**TASK TO COMPLETE**
Would you return the complete listing below word for word?

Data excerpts
:::

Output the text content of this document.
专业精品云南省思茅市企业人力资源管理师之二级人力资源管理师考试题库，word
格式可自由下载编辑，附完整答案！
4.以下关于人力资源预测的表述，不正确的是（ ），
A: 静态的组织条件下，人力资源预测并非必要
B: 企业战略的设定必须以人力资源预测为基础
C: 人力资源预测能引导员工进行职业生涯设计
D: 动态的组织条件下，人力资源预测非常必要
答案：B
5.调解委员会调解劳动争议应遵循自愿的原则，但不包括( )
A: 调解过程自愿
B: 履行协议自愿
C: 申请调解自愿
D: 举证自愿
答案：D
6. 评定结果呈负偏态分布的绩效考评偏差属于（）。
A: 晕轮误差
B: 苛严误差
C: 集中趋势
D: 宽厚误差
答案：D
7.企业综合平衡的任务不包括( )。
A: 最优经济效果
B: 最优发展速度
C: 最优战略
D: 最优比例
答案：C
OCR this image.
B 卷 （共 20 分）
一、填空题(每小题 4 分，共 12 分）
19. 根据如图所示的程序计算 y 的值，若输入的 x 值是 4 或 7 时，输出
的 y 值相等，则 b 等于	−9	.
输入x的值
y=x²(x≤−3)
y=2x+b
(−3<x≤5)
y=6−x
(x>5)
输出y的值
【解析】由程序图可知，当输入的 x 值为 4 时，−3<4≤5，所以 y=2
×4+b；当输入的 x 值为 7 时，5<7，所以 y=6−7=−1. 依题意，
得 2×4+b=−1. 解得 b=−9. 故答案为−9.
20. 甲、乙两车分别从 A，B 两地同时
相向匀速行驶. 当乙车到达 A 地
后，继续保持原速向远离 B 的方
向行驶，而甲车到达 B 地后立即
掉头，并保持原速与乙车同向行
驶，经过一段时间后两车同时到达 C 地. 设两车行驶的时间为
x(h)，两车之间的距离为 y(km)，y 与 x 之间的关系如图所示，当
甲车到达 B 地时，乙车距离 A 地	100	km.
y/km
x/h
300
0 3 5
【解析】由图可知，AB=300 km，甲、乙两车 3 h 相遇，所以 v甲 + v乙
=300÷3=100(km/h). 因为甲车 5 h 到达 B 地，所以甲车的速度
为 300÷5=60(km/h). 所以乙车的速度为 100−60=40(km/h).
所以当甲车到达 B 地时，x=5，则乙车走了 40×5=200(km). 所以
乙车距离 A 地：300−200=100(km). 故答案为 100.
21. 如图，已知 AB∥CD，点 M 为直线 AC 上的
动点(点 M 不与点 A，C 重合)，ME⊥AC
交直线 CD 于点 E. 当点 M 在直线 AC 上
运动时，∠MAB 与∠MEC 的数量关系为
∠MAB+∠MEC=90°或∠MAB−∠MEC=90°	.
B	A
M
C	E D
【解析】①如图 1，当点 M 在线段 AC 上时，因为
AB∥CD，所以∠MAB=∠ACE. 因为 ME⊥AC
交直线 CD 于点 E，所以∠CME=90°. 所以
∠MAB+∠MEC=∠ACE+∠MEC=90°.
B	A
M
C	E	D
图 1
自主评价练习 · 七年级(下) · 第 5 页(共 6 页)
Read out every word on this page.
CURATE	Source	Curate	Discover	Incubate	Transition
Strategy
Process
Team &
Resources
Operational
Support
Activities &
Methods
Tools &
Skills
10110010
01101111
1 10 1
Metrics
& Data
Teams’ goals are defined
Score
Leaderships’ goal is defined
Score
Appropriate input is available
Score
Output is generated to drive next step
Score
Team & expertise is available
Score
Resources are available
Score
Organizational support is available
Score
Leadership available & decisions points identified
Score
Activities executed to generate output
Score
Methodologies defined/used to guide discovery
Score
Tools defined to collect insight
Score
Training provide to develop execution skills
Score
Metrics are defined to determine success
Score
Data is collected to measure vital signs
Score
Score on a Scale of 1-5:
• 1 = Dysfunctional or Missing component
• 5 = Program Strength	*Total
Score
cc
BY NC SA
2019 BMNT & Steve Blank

:::

**WRITTEN RESPONSE**
Output the text content of this document.
专业精品云南省思茅市企业人力资源管理师之二级人力资源管理师考试题库，word
格式可自由下载编辑，附完整答案！
4.以下关于人力资源预测的表述，不正确的是（ ），
A: 静态的组织条件下，人力资源预测并非必要
B: 企业战略的设定必须以人力资源预测为基础
C: 人力资源预测能引导员工进行职业生涯设计
D: 动态的组织条件下，人力资源预测非常必要
答案：B
5.调解委员会调解劳动争议应遵循自愿的原则，但不包括( )
A: 调解过程自愿
B: 履行协议自愿
C: 申请调解自愿
D: 举证自愿
答案：D
6. 评定结果呈负偏态分布的绩效考评偏差属于（）。
A: 晕轮误差
B: 苛严误差
C: 集中趋势
D: 宽厚误差
答案：D
7.企业综合平衡的任务不包括( )。
A: 最优经济效果
B: 最优发展速度
C: 最优战略
D: 最优比例
答案：C
OCR this image.
B 卷 （共 20 分）
一、填空题(每小题 4 分，共 12 分）
19. 根据如图所示的程序计算 y 的值，若输入的 x 值是 4 或 7 时，输出
的 y 值相等，则 b 等于	−9	.
输入x的值
y=x²(x≤−3)
y=2x+b
(−3<x≤5)
y=6−x
(x>5)
输出y的值
【解析】由程序图可知，当输入的 x 值为 4 时，−3<4≤5，所以 y=2
×4+b；当输入的 x 值为 7 时，5<7，所以 y=6−7=−1. 依题意，
得 2×4+b=−1. 解得 b=−9. 故答案为−9.
20. 甲、乙两车分别从 A，B 两地同时
相向匀速行驶. 当乙车到达 A 地
后，继续保持原速向远离 B 的方
向行驶，而甲车到达 B 地后立即
掉头，并保持原速与乙车同向行
驶，经过一段时间后两车同时到达 C 地. 设两车行驶的时间为
x(h)，两车之间的距离为 y(km)，y 与 x 之间的关系如图所示，当
甲车到达 B 地时，乙车距离 A 地	100	km.
y/km
x/h
300
0 3 5
【解析】由图可知，AB=300 km，甲、乙两车 3 h 相遇，所以 v甲 + v乙
=300÷3=100(km/h). 因为甲车 5 h 到达 B 地，所以甲车的速度
为 300÷5=60(km/h). 所以乙车的速度为 100−60=40(km/h).
所以当甲车到达 B 地时，x=5，则乙车走了 40×5=200(km). 所以
乙车距离 A 地：300−200=100(km). 故答案为 100.
21. 如图，已知 AB∥CD，点 M 为直线 AC 上的
动点(点 M 不与点 A，C 重合)，ME⊥AC
交直线 CD 于点 E. 当点 M 在直线 AC 上
运动时，∠MAB 与∠MEC 的数量关系为
∠MAB+∠MEC=90°或∠MAB−∠MEC=90°	.
B	A
M
C	E D
【解析】①如图 1，当点 M 在线段 AC 上时，因为
AB∥CD，所以∠MAB=∠ACE. 因为 ME⊥AC
交直线 CD 于点 E，所以∠CME=90°. 所以
∠MAB+∠MEC=∠ACE+∠MEC=90°.
B	A
M
C	E	D
图 1
自主评价练习 · 七年级(下) · 第 5 页(共 6 页)
Read out every word on this page.
CURATE	Source	Curate	Discover	Incubate	Transition
Strategy
Process
Team &
Resources
Operational
Support
Activities &
Methods
Tools &
Skills
10110010
01101111
1 10 1
Metrics
& Data
Teams’ goals are defined
Score
Leaderships’ goal is defined
Score
Appropriate input is available
Score
Output is generated to drive next step
Score
Team & expertise is available
Score
Resources are available
Score
Organizational support is available
Score
Leadership available & decisions points identified
Score
Activities executed to generate output
Score
Methodologies defined/used to guide discovery
Score
Tools defined to collect insight
Score
Training provide to develop execution skills
Score
Metrics are defined to determine success
Score
Data is collected to measure vital signs
Score
Score on a Scale of 1-5:
• 1 = Dysfunctional or Missing component
• 5 = Program Strength	*Total
Score
cc
BY NC SA
2019 BMNT & Steve Blank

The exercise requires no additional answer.